TO DO:
Write only the number of lines in the records beneath that hold "impacted".

------------------------------------

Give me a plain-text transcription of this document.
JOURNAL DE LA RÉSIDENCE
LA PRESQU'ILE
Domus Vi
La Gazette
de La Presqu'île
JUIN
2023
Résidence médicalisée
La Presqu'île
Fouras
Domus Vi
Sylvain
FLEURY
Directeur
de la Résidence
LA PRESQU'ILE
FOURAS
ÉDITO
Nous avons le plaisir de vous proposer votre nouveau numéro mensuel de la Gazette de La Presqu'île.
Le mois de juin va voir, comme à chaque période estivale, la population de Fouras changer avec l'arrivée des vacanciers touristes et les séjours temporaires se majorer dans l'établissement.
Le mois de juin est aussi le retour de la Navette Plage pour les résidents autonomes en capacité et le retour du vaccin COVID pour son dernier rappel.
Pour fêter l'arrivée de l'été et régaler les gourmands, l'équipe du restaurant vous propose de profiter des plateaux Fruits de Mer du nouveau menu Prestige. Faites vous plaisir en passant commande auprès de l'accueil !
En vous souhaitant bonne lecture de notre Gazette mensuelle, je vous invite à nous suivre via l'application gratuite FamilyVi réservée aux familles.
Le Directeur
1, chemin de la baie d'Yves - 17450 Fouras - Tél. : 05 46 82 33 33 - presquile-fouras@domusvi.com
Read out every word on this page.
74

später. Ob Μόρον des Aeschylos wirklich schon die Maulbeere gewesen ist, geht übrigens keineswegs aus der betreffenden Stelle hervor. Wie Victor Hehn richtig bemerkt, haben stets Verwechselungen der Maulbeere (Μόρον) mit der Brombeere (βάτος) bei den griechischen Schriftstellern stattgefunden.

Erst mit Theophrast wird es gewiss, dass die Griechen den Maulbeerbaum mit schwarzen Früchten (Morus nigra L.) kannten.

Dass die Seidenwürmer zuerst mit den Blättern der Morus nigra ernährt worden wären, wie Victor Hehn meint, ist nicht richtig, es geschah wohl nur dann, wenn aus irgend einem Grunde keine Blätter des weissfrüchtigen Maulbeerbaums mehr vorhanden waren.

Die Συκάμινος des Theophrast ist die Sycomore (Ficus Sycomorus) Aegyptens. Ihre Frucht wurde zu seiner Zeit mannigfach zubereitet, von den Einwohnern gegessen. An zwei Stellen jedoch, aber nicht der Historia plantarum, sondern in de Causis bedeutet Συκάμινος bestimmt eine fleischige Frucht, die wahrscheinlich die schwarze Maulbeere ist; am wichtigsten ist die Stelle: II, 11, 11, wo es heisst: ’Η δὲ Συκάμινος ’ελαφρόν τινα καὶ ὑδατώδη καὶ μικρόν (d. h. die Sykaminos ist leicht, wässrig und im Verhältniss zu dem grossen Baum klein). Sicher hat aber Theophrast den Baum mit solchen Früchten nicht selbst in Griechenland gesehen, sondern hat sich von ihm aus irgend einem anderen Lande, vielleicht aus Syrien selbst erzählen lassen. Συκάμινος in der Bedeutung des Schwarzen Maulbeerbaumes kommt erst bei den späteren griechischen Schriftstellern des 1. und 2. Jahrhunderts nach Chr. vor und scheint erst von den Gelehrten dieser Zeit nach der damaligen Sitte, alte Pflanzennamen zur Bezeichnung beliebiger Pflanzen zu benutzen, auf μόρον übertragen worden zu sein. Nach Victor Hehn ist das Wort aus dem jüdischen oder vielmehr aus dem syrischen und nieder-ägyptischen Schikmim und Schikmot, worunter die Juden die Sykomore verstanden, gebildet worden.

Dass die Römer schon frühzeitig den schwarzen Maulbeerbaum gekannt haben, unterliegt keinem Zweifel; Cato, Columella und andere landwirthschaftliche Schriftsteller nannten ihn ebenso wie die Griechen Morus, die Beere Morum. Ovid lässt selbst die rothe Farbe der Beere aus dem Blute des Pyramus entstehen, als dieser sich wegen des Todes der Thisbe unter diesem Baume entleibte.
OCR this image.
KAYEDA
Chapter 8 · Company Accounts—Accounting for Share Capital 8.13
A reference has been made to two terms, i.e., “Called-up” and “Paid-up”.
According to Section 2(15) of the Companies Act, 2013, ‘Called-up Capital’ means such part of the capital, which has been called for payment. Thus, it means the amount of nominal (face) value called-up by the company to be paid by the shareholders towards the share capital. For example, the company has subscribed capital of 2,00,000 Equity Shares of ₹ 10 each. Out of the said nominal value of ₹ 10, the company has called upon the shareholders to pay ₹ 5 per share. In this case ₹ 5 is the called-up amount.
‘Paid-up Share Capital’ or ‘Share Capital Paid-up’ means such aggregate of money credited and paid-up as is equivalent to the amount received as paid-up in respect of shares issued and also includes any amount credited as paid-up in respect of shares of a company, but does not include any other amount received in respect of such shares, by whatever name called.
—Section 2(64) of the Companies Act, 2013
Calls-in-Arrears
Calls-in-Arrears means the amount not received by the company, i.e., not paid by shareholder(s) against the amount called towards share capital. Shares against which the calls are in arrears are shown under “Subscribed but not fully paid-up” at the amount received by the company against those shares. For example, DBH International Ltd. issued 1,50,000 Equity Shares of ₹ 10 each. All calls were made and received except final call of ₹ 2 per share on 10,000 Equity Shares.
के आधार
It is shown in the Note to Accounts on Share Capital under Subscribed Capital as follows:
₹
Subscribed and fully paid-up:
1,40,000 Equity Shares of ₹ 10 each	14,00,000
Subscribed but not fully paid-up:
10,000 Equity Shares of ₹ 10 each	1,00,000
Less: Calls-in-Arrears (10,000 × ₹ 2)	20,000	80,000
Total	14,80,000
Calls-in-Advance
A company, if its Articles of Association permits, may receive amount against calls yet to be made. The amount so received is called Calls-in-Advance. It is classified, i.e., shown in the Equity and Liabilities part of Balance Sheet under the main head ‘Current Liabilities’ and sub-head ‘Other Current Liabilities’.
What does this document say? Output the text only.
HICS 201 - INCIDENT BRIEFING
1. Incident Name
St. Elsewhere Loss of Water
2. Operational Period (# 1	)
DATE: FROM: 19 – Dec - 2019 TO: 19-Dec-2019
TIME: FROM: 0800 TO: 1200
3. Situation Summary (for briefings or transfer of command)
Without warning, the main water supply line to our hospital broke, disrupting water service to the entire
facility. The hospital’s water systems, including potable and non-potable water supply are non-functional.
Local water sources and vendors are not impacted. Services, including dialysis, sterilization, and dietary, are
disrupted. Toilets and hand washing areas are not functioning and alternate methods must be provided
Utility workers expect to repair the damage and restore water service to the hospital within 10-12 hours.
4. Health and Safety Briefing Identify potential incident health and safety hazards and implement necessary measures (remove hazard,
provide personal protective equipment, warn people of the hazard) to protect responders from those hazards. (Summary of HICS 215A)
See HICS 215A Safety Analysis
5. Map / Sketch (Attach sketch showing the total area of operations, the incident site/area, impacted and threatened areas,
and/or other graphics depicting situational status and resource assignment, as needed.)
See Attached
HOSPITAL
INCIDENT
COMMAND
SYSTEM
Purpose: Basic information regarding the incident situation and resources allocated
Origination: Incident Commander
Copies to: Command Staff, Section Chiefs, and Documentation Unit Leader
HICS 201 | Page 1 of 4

------------------------------------

THE REPLY:
2